The task
From the entries below, gather each line containing the word "title".

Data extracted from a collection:
□ □ □ □

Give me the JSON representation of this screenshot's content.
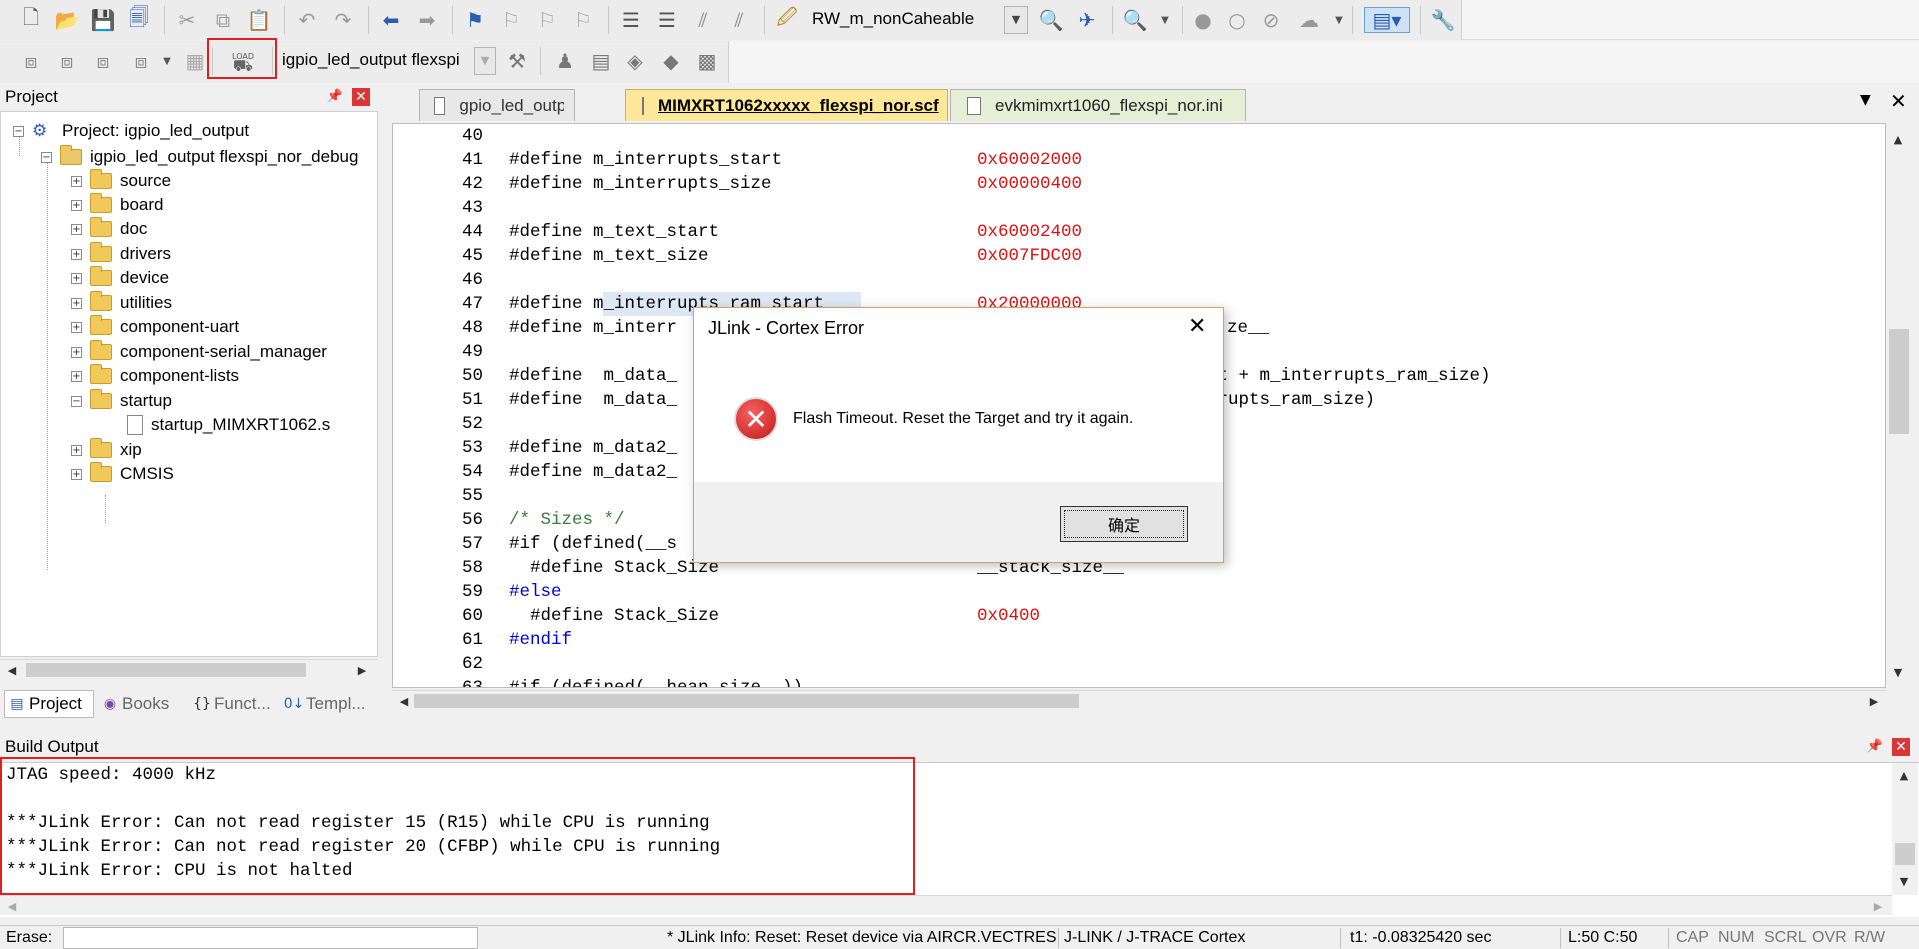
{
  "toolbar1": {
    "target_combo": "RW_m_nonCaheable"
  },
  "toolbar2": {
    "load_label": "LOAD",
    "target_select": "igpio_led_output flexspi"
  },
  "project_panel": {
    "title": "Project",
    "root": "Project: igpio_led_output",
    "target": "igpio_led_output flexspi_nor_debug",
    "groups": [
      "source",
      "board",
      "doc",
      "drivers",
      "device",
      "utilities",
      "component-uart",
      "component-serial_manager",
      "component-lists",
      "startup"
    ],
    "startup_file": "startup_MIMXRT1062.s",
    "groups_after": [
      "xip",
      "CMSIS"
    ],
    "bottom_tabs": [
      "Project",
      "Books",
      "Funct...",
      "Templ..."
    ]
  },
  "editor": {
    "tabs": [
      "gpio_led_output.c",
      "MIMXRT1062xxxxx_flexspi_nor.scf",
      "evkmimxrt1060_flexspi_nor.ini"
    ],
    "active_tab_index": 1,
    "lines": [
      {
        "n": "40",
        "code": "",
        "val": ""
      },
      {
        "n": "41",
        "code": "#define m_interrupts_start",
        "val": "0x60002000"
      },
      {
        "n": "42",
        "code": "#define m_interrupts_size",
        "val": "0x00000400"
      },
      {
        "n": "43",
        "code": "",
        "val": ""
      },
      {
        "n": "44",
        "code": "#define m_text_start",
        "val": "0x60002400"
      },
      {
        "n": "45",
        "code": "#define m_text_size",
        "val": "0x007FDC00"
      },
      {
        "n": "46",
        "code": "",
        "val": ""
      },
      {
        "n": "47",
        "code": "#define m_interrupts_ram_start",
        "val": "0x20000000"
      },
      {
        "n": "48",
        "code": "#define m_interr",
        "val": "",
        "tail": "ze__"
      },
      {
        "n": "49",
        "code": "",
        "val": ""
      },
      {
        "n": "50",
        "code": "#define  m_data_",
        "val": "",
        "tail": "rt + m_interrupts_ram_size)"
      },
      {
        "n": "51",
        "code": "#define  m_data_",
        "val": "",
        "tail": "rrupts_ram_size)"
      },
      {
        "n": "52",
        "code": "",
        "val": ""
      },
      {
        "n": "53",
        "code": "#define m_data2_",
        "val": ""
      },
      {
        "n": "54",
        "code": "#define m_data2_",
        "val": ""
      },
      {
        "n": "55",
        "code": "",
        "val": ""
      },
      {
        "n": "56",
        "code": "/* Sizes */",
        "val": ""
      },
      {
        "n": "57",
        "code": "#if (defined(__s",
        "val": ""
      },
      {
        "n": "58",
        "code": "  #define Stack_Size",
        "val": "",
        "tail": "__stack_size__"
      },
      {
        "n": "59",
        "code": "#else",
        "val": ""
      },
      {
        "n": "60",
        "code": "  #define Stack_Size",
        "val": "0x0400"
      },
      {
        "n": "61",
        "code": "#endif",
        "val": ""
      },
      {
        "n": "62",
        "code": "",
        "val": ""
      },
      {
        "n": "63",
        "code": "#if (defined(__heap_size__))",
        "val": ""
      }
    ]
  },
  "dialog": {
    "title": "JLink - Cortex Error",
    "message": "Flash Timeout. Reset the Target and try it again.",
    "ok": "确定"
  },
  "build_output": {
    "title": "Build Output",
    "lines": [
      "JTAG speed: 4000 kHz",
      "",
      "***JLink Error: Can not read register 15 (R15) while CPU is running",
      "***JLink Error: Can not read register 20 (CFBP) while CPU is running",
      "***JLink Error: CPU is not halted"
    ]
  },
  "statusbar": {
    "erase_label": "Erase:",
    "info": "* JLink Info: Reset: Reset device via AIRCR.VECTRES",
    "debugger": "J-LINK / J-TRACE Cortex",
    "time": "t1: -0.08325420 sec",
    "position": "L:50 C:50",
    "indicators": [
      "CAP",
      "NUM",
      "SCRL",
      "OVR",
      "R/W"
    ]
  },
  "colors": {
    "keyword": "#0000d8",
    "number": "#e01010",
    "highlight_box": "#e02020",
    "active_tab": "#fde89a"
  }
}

□ □ □ □

Exercise answer
    "title": "Project",
    "title": "JLink - Cortex Error",
    "title": "Build Output",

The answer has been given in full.